* _Work required_
What follows are records. Restate all of them word for word.

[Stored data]
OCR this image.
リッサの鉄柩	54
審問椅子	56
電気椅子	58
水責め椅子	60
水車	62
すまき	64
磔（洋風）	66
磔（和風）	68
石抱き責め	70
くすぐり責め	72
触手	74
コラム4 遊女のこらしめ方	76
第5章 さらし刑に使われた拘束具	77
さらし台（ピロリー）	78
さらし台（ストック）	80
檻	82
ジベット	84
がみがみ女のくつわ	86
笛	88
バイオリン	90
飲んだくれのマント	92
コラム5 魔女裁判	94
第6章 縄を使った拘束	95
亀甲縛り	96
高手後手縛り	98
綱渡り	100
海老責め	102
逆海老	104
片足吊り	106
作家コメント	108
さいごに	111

* _Worked answer_
OCR this image.
リッサの鉄柩	54
審問椅子	56
電気椅子	58
水責め椅子	60
水車	62
すまき	64
磔（洋風）	66
磔（和風）	68
石抱き責め	70
くすぐり責め	72
触手	74
コラム4 遊女のこらしめ方	76
第5章 さらし刑に使われた拘束具	77
さらし台（ピロリー）	78
さらし台（ストック）	80
檻	82
ジベット	84
がみがみ女のくつわ	86
笛	88
バイオリン	90
飲んだくれのマント	92
コラム5 魔女裁判	94
第6章 縄を使った拘束	95
亀甲縛り	96
高手後手縛り	98
綱渡り	100
海老責め	102
逆海老	104
片足吊り	106
作家コメント	108
さいごに	111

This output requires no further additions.